Note each line that includes the word "Food". Copy those lines.

>> start DATA

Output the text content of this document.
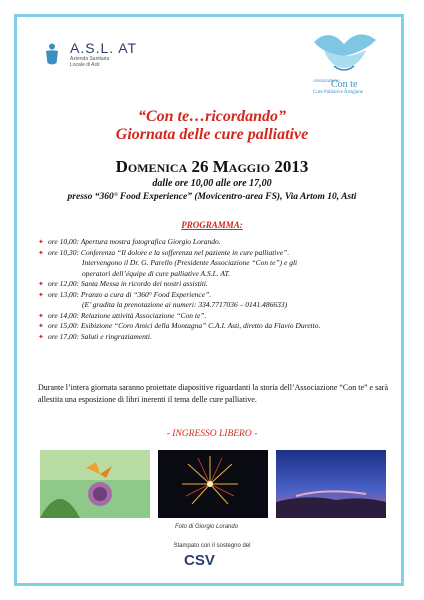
A.S.L. AT
Azienda Sanitaria Locale di Asti
Associazione
Con te
Cure Palliative Astigiane
“Con te…ricordando”
Giornata delle cure palliative
Domenica 26 Maggio 2013
dalle ore 10,00 alle ore 17,00
presso “360° Food Experience” (Movicentro-area FS), Via Artom 10, Asti
PROGRAMMA:
✦ ore 10,00: Apertura mostra fotografica Giorgio Lorando.
✦ ore 10,30: Conferenza “Il dolore e la sofferenza nel paziente in cure palliative”.
Intervengono il Dr. G. Parello (Presidente Associazione “Con te”) e gli
operatori dell’équipe di cure palliative A.S.L. AT.
✦ ore 12,00: Santa Messa in ricordo dei nostri assistiti.
✦ ore 13,00: Pranzo a cura di “360° Food Experience”.
(E’ gradita la prenotazione ai numeri: 334.7717036 – 0141.486633)
✦ ore 14,00: Relazione attività Associazione “Con te”.
✦ ore 15,00: Esibizione “Coro Amici della Montagna” C.A.I. Asti, diretto da Flavio Duretto.
✦ ore 17,00: Saluti e ringraziamenti.
Durante l’intera giornata saranno proiettate diapositive riguardanti la storia dell’Associazione “Con te” e sarà allestita una esposizione di libri inerenti il tema delle cure palliative.
- INGRESSO LIBERO -
Foto di Giorgio Lorando
Stampato con il sostegno del
CSV
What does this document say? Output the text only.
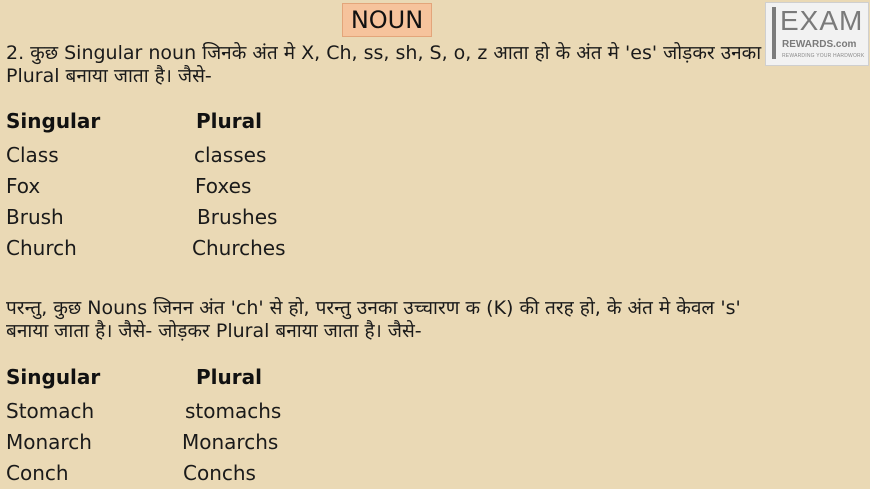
NOUN	EXAM
REWARDS.com
REWARDING YOUR HARDWORK

2. कुछ Singular noun जिनके अंत मे X, Ch, ss, sh, S, o, z आता हो के अंत मे 'es' जोड़कर उनका Plural बनाया जाता है। जैसे-

Singular	Plural
Class	classes
Fox	Foxes
Brush	Brushes
Church	Churches

परन्तु, कुछ Nouns जिनन अंत 'ch' से हो, परन्तु उनका उच्चारण क (K) की तरह हो, के अंत मे केवल 's' बनाया जाता है। जैसे- जोड़कर Plural बनाया जाता है। जैसे-

Singular	Plural
Stomach	stomachs
Monarch	Monarchs
Conch	Conchs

>> end DATA

WRITTEN REPLY>
presso “360° Food Experience” (Movicentro-area FS), Via Artom 10, Asti
✦ ore 13,00: Pranzo a cura di “360° Food Experience”.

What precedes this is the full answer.